[SET PROBLEM]: Write out all the data again, exactly as it stands.

[SOURCE DATA]:

────────────────

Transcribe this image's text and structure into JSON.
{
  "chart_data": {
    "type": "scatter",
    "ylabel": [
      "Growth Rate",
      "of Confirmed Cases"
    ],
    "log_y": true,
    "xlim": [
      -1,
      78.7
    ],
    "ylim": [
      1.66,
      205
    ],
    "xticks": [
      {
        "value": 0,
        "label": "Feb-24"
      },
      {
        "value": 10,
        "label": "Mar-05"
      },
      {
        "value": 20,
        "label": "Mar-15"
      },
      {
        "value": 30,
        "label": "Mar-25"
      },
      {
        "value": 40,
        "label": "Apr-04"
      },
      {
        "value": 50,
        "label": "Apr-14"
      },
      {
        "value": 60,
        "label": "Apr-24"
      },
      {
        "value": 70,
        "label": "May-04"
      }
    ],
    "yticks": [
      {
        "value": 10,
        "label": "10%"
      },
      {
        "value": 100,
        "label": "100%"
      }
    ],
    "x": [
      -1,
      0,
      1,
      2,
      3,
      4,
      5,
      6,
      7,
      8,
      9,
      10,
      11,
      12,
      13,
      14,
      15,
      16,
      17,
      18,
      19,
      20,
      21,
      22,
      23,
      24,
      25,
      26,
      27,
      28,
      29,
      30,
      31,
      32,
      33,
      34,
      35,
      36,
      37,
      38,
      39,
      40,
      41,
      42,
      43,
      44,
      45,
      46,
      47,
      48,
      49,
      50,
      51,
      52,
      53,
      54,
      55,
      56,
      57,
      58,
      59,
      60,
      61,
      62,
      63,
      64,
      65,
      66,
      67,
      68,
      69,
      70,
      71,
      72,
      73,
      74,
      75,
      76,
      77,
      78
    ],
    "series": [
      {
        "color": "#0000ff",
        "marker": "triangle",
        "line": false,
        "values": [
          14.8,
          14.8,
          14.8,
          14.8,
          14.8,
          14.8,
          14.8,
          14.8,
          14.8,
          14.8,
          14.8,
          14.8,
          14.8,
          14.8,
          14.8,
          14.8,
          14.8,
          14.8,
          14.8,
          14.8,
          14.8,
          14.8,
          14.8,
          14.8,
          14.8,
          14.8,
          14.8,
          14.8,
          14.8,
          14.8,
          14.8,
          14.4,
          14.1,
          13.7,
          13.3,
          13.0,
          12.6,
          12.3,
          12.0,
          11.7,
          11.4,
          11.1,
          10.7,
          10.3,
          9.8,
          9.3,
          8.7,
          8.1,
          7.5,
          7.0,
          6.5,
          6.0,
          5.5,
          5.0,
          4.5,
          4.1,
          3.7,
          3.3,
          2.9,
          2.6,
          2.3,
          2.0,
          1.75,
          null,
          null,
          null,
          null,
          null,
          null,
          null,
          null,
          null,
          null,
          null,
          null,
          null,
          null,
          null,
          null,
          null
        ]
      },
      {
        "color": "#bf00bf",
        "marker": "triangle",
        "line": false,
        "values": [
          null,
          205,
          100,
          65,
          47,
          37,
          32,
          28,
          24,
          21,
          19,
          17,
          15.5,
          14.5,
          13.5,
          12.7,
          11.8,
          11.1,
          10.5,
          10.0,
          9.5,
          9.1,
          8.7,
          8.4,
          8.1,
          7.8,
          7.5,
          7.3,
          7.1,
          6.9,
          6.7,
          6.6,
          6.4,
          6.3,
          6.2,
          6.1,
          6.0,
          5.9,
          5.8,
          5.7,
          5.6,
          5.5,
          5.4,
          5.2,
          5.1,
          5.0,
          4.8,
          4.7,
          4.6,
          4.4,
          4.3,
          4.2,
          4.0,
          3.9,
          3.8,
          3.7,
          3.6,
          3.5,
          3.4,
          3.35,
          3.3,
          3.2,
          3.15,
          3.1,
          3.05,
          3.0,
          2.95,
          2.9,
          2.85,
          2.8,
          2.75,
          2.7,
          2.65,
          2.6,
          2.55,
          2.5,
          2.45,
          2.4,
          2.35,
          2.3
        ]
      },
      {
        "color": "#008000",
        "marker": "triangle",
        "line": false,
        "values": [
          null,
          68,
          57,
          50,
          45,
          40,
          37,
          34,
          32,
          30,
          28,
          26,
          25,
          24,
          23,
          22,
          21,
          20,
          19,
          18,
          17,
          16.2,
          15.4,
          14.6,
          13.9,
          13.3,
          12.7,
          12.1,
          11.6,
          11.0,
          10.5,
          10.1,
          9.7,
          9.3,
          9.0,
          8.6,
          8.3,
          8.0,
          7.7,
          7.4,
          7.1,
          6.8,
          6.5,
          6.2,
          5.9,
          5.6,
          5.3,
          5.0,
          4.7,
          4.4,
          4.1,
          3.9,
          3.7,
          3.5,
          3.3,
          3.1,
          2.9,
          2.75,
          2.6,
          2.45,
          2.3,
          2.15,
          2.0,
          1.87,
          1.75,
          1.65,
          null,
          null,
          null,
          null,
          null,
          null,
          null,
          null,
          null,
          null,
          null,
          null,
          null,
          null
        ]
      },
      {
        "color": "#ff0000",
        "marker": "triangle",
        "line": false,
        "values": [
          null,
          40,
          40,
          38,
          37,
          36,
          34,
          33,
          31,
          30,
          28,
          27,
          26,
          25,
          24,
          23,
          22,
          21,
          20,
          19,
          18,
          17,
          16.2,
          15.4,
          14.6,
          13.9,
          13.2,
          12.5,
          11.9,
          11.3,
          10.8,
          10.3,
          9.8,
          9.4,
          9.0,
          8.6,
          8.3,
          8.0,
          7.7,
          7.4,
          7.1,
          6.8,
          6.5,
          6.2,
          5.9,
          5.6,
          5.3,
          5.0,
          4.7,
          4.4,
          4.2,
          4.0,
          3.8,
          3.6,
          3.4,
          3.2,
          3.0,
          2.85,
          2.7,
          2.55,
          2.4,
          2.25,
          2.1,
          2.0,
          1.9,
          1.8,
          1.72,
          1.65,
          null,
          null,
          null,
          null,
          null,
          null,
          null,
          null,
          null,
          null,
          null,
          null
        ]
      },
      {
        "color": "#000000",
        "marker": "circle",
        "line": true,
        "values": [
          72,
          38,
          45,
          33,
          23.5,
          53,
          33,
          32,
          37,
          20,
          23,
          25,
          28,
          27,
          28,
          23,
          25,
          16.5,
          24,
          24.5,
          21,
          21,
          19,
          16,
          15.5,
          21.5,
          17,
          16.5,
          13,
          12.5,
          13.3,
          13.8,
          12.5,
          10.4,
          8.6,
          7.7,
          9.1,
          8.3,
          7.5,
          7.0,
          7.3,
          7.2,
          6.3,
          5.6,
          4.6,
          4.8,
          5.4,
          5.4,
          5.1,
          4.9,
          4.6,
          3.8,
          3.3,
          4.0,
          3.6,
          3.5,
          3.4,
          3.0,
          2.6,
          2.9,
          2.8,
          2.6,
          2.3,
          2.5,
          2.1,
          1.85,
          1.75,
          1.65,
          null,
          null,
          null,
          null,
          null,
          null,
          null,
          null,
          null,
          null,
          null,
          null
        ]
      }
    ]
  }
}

────────────────

[WRITTEN RESPONSE]:
Transcribe this image's text and structure into JSON.
{
  "chart_data": {
    "type": "scatter",
    "ylabel": [
      "Growth Rate",
      "of Confirmed Cases"
    ],
    "log_y": true,
    "xlim": [
      -1,
      78.7
    ],
    "ylim": [
      1.66,
      205
    ],
    "xticks": [
      {
        "value": 0,
        "label": "Feb-24"
      },
      {
        "value": 10,
        "label": "Mar-05"
      },
      {
        "value": 20,
        "label": "Mar-15"
      },
      {
        "value": 30,
        "label": "Mar-25"
      },
      {
        "value": 40,
        "label": "Apr-04"
      },
      {
        "value": 50,
        "label": "Apr-14"
      },
      {
        "value": 60,
        "label": "Apr-24"
      },
      {
        "value": 70,
        "label": "May-04"
      }
    ],
    "yticks": [
      {
        "value": 10,
        "label": "10%"
      },
      {
        "value": 100,
        "label": "100%"
      }
    ],
    "x": [
      -1,
      0,
      1,
      2,
      3,
      4,
      5,
      6,
      7,
      8,
      9,
      10,
      11,
      12,
      13,
      14,
      15,
      16,
      17,
      18,
      19,
      20,
      21,
      22,
      23,
      24,
      25,
      26,
      27,
      28,
      29,
      30,
      31,
      32,
      33,
      34,
      35,
      36,
      37,
      38,
      39,
      40,
      41,
      42,
      43,
      44,
      45,
      46,
      47,
      48,
      49,
      50,
      51,
      52,
      53,
      54,
      55,
      56,
      57,
      58,
      59,
      60,
      61,
      62,
      63,
      64,
      65,
      66,
      67,
      68,
      69,
      70,
      71,
      72,
      73,
      74,
      75,
      76,
      77,
      78
    ],
    "series": [
      {
        "color": "#0000ff",
        "marker": "triangle",
        "line": false,
        "values": [
          14.8,
          14.8,
          14.8,
          14.8,
          14.8,
          14.8,
          14.8,
          14.8,
          14.8,
          14.8,
          14.8,
          14.8,
          14.8,
          14.8,
          14.8,
          14.8,
          14.8,
          14.8,
          14.8,
          14.8,
          14.8,
          14.8,
          14.8,
          14.8,
          14.8,
          14.8,
          14.8,
          14.8,
          14.8,
          14.8,
          14.8,
          14.4,
          14.1,
          13.7,
          13.3,
          13.0,
          12.6,
          12.3,
          12.0,
          11.7,
          11.4,
          11.1,
          10.7,
          10.3,
          9.8,
          9.3,
          8.7,
          8.1,
          7.5,
          7.0,
          6.5,
          6.0,
          5.5,
          5.0,
          4.5,
          4.1,
          3.7,
          3.3,
          2.9,
          2.6,
          2.3,
          2.0,
          1.75,
          null,
          null,
          null,
          null,
          null,
          null,
          null,
          null,
          null,
          null,
          null,
          null,
          null,
          null,
          null,
          null,
          null
        ]
      },
      {
        "color": "#bf00bf",
        "marker": "triangle",
        "line": false,
        "values": [
          null,
          205,
          100,
          65,
          47,
          37,
          32,
          28,
          24,
          21,
          19,
          17,
          15.5,
          14.5,
          13.5,
          12.7,
          11.8,
          11.1,
          10.5,
          10.0,
          9.5,
          9.1,
          8.7,
          8.4,
          8.1,
          7.8,
          7.5,
          7.3,
          7.1,
          6.9,
          6.7,
          6.6,
          6.4,
          6.3,
          6.2,
          6.1,
          6.0,
          5.9,
          5.8,
          5.7,
          5.6,
          5.5,
          5.4,
          5.2,
          5.1,
          5.0,
          4.8,
          4.7,
          4.6,
          4.4,
          4.3,
          4.2,
          4.0,
          3.9,
          3.8,
          3.7,
          3.6,
          3.5,
          3.4,
          3.35,
          3.3,
          3.2,
          3.15,
          3.1,
          3.05,
          3.0,
          2.95,
          2.9,
          2.85,
          2.8,
          2.75,
          2.7,
          2.65,
          2.6,
          2.55,
          2.5,
          2.45,
          2.4,
          2.35,
          2.3
        ]
      },
      {
        "color": "#008000",
        "marker": "triangle",
        "line": false,
        "values": [
          null,
          68,
          57,
          50,
          45,
          40,
          37,
          34,
          32,
          30,
          28,
          26,
          25,
          24,
          23,
          22,
          21,
          20,
          19,
          18,
          17,
          16.2,
          15.4,
          14.6,
          13.9,
          13.3,
          12.7,
          12.1,
          11.6,
          11.0,
          10.5,
          10.1,
          9.7,
          9.3,
          9.0,
          8.6,
          8.3,
          8.0,
          7.7,
          7.4,
          7.1,
          6.8,
          6.5,
          6.2,
          5.9,
          5.6,
          5.3,
          5.0,
          4.7,
          4.4,
          4.1,
          3.9,
          3.7,
          3.5,
          3.3,
          3.1,
          2.9,
          2.75,
          2.6,
          2.45,
          2.3,
          2.15,
          2.0,
          1.87,
          1.75,
          1.65,
          null,
          null,
          null,
          null,
          null,
          null,
          null,
          null,
          null,
          null,
          null,
          null,
          null,
          null
        ]
      },
      {
        "color": "#ff0000",
        "marker": "triangle",
        "line": false,
        "values": [
          null,
          40,
          40,
          38,
          37,
          36,
          34,
          33,
          31,
          30,
          28,
          27,
          26,
          25,
          24,
          23,
          22,
          21,
          20,
          19,
          18,
          17,
          16.2,
          15.4,
          14.6,
          13.9,
          13.2,
          12.5,
          11.9,
          11.3,
          10.8,
          10.3,
          9.8,
          9.4,
          9.0,
          8.6,
          8.3,
          8.0,
          7.7,
          7.4,
          7.1,
          6.8,
          6.5,
          6.2,
          5.9,
          5.6,
          5.3,
          5.0,
          4.7,
          4.4,
          4.2,
          4.0,
          3.8,
          3.6,
          3.4,
          3.2,
          3.0,
          2.85,
          2.7,
          2.55,
          2.4,
          2.25,
          2.1,
          2.0,
          1.9,
          1.8,
          1.72,
          1.65,
          null,
          null,
          null,
          null,
          null,
          null,
          null,
          null,
          null,
          null,
          null,
          null
        ]
      },
      {
        "color": "#000000",
        "marker": "circle",
        "line": true,
        "values": [
          72,
          38,
          45,
          33,
          23.5,
          53,
          33,
          32,
          37,
          20,
          23,
          25,
          28,
          27,
          28,
          23,
          25,
          16.5,
          24,
          24.5,
          21,
          21,
          19,
          16,
          15.5,
          21.5,
          17,
          16.5,
          13,
          12.5,
          13.3,
          13.8,
          12.5,
          10.4,
          8.6,
          7.7,
          9.1,
          8.3,
          7.5,
          7.0,
          7.3,
          7.2,
          6.3,
          5.6,
          4.6,
          4.8,
          5.4,
          5.4,
          5.1,
          4.9,
          4.6,
          3.8,
          3.3,
          4.0,
          3.6,
          3.5,
          3.4,
          3.0,
          2.6,
          2.9,
          2.8,
          2.6,
          2.3,
          2.5,
          2.1,
          1.85,
          1.75,
          1.65,
          null,
          null,
          null,
          null,
          null,
          null,
          null,
          null,
          null,
          null,
          null,
          null
        ]
      }
    ]
  }
}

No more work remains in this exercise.